EXERCISE DIRECTIONS: Reproduce each of the lines word for word.

Dataset rows:
>>>>

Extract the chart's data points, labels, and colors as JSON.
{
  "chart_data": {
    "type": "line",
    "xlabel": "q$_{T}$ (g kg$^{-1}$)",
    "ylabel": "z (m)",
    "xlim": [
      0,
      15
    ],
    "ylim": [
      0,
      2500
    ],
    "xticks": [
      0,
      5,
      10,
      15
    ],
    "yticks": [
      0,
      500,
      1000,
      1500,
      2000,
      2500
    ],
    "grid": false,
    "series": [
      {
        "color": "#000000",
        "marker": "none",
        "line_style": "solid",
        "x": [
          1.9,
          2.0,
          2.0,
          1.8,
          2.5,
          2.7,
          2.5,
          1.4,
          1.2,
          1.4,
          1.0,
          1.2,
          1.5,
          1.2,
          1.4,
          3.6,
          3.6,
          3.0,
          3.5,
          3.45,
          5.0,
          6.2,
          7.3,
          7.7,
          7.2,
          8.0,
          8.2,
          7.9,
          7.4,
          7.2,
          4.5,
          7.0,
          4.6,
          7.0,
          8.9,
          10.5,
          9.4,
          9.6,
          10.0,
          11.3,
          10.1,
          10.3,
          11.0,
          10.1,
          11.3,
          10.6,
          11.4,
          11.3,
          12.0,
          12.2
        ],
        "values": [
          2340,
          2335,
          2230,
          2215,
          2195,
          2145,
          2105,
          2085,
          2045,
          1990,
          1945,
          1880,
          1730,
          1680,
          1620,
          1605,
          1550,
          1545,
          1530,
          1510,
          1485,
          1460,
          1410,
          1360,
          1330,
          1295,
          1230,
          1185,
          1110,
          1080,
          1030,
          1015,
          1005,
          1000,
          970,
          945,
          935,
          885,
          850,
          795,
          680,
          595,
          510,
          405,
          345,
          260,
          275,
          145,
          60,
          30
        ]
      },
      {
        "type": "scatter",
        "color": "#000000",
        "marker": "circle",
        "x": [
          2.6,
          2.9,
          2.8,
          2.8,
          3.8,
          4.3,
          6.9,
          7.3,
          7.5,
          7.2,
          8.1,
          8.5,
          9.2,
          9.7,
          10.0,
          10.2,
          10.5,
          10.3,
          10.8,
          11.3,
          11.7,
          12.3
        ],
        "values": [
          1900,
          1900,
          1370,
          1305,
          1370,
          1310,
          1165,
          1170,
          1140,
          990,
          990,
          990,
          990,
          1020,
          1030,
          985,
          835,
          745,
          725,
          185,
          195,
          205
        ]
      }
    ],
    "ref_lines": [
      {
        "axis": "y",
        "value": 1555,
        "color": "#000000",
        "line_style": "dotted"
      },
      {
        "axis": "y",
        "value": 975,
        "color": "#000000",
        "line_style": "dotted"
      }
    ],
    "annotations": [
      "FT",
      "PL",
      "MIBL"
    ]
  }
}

<<<<

FULL SOLUTION:
Extract the chart's data points, labels, and colors as JSON.
{
  "chart_data": {
    "type": "line",
    "xlabel": "q$_{T}$ (g kg$^{-1}$)",
    "ylabel": "z (m)",
    "xlim": [
      0,
      15
    ],
    "ylim": [
      0,
      2500
    ],
    "xticks": [
      0,
      5,
      10,
      15
    ],
    "yticks": [
      0,
      500,
      1000,
      1500,
      2000,
      2500
    ],
    "grid": false,
    "series": [
      {
        "color": "#000000",
        "marker": "none",
        "line_style": "solid",
        "x": [
          1.9,
          2.0,
          2.0,
          1.8,
          2.5,
          2.7,
          2.5,
          1.4,
          1.2,
          1.4,
          1.0,
          1.2,
          1.5,
          1.2,
          1.4,
          3.6,
          3.6,
          3.0,
          3.5,
          3.45,
          5.0,
          6.2,
          7.3,
          7.7,
          7.2,
          8.0,
          8.2,
          7.9,
          7.4,
          7.2,
          4.5,
          7.0,
          4.6,
          7.0,
          8.9,
          10.5,
          9.4,
          9.6,
          10.0,
          11.3,
          10.1,
          10.3,
          11.0,
          10.1,
          11.3,
          10.6,
          11.4,
          11.3,
          12.0,
          12.2
        ],
        "values": [
          2340,
          2335,
          2230,
          2215,
          2195,
          2145,
          2105,
          2085,
          2045,
          1990,
          1945,
          1880,
          1730,
          1680,
          1620,
          1605,
          1550,
          1545,
          1530,
          1510,
          1485,
          1460,
          1410,
          1360,
          1330,
          1295,
          1230,
          1185,
          1110,
          1080,
          1030,
          1015,
          1005,
          1000,
          970,
          945,
          935,
          885,
          850,
          795,
          680,
          595,
          510,
          405,
          345,
          260,
          275,
          145,
          60,
          30
        ]
      },
      {
        "type": "scatter",
        "color": "#000000",
        "marker": "circle",
        "x": [
          2.6,
          2.9,
          2.8,
          2.8,
          3.8,
          4.3,
          6.9,
          7.3,
          7.5,
          7.2,
          8.1,
          8.5,
          9.2,
          9.7,
          10.0,
          10.2,
          10.5,
          10.3,
          10.8,
          11.3,
          11.7,
          12.3
        ],
        "values": [
          1900,
          1900,
          1370,
          1305,
          1370,
          1310,
          1165,
          1170,
          1140,
          990,
          990,
          990,
          990,
          1020,
          1030,
          985,
          835,
          745,
          725,
          185,
          195,
          205
        ]
      }
    ],
    "ref_lines": [
      {
        "axis": "y",
        "value": 1555,
        "color": "#000000",
        "line_style": "dotted"
      },
      {
        "axis": "y",
        "value": 975,
        "color": "#000000",
        "line_style": "dotted"
      }
    ],
    "annotations": [
      "FT",
      "PL",
      "MIBL"
    ]
  }
}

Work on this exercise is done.